The exercise =
Show each line that has the string "cozystack" in it.

***** Task material

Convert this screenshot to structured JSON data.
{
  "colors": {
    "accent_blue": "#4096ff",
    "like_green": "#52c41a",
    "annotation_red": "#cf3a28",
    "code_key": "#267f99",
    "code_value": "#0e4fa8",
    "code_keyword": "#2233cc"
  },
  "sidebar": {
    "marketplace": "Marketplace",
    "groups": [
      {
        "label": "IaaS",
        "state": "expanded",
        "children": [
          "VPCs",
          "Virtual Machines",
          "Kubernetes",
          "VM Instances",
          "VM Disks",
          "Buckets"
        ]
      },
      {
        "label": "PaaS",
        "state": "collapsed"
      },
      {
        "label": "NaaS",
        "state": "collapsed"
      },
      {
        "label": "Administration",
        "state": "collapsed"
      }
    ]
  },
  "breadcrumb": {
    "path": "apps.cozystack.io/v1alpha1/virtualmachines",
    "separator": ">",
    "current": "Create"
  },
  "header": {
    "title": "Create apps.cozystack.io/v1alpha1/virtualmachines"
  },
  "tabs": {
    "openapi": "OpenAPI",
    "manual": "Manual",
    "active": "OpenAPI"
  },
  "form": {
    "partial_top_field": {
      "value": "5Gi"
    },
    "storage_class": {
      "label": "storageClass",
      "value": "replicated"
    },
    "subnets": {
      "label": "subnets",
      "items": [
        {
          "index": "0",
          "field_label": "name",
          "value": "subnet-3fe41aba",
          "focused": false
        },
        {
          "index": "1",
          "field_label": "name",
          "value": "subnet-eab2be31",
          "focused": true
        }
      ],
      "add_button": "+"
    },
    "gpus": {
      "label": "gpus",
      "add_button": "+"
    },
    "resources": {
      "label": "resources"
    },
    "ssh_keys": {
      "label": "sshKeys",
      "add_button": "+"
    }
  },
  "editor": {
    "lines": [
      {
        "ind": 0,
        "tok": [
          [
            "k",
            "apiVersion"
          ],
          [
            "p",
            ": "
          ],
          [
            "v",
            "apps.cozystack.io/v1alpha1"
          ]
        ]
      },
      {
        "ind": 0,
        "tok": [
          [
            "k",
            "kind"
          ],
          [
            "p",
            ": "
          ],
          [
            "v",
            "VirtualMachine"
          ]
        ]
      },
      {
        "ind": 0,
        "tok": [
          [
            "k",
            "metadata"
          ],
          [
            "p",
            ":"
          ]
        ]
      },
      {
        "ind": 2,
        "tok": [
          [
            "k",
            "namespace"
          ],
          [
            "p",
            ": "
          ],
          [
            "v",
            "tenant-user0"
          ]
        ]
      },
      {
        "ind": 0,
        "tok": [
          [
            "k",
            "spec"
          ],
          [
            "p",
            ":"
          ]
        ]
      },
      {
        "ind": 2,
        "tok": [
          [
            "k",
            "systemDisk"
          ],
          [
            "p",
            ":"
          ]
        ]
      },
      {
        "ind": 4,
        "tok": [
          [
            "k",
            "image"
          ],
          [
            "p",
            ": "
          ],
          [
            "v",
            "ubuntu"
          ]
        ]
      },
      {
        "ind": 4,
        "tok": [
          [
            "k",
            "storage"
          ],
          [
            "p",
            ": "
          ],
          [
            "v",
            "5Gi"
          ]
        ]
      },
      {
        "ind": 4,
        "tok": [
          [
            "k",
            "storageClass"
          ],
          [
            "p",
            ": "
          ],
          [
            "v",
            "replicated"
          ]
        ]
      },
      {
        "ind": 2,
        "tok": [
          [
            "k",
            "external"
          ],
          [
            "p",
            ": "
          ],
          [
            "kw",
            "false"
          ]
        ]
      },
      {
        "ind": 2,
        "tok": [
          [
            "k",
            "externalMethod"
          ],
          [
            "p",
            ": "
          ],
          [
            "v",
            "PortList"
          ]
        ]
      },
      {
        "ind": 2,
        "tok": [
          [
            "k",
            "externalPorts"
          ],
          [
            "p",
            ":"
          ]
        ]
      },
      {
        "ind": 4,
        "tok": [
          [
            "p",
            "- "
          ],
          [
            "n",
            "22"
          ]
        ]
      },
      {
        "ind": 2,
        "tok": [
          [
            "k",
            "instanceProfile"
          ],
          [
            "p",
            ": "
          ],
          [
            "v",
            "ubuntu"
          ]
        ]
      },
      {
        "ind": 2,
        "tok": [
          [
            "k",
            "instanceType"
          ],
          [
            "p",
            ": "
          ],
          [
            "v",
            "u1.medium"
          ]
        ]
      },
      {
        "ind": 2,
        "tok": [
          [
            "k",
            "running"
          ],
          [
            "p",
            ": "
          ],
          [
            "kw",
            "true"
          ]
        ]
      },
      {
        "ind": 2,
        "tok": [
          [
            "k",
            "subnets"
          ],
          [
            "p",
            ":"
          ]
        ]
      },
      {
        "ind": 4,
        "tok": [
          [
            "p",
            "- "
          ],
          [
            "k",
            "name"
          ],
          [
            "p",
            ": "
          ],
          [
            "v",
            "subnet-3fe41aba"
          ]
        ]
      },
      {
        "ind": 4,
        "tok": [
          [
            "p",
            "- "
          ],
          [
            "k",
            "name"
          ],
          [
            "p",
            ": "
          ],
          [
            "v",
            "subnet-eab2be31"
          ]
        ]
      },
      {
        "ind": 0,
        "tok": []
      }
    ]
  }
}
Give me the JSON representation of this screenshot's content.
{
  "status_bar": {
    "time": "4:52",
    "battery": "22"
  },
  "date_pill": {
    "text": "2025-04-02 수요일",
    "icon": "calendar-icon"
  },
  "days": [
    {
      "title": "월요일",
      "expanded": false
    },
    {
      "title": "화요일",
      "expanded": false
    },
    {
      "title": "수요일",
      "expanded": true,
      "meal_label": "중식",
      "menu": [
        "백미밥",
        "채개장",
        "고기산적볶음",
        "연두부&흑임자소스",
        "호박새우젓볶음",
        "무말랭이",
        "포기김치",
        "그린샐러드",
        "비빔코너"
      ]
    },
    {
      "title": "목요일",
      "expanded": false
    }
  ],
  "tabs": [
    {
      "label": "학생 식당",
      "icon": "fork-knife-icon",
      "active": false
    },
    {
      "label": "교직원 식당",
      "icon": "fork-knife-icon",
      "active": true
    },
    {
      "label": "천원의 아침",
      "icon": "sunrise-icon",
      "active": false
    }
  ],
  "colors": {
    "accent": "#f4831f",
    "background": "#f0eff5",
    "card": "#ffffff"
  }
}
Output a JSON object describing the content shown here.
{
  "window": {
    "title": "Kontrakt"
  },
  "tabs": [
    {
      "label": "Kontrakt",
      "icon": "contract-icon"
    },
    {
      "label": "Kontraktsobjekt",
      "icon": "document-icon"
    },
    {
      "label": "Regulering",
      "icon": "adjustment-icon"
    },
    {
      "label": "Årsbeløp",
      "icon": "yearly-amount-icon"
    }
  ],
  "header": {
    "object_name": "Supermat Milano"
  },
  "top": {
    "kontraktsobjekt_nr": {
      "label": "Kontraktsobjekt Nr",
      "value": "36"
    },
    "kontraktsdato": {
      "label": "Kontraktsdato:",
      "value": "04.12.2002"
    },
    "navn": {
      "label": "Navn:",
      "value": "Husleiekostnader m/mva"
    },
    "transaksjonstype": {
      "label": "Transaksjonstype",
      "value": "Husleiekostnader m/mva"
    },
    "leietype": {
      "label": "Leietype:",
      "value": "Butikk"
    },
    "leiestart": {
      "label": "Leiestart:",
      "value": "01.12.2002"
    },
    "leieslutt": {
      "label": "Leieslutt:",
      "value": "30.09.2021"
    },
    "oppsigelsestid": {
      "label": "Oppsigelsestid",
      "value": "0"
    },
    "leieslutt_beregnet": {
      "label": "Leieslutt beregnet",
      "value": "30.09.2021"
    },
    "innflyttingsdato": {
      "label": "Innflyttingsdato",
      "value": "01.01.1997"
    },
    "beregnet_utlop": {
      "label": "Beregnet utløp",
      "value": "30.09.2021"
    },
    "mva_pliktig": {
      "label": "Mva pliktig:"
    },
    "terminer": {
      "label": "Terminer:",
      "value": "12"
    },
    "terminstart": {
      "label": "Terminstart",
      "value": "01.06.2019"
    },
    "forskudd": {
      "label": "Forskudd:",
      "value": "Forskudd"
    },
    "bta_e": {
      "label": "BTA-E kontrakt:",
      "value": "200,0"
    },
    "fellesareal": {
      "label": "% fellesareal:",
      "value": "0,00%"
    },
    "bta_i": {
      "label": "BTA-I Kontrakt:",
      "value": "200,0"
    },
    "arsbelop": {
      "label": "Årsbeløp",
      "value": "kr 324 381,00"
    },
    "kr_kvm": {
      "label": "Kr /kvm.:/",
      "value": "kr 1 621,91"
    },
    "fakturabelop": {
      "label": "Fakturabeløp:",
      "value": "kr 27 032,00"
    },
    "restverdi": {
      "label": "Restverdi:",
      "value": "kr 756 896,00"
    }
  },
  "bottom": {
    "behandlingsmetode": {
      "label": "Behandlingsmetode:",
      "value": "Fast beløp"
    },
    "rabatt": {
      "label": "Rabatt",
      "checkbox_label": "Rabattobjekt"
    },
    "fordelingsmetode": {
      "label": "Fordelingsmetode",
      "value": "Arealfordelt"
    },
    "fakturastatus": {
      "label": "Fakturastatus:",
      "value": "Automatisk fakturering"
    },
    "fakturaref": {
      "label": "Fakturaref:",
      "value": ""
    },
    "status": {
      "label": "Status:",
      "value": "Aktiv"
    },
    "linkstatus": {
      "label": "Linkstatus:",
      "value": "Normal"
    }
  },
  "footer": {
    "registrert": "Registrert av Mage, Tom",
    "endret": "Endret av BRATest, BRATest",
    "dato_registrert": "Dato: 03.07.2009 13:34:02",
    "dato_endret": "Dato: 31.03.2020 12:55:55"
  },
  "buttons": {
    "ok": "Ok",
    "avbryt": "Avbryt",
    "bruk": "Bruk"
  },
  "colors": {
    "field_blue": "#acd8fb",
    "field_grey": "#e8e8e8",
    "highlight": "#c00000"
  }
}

**********

Complete response =
    "path": "apps.cozystack.io/v1alpha1/virtualmachines",
    "title": "Create apps.cozystack.io/v1alpha1/virtualmachines"
            "apps.cozystack.io/v1alpha1"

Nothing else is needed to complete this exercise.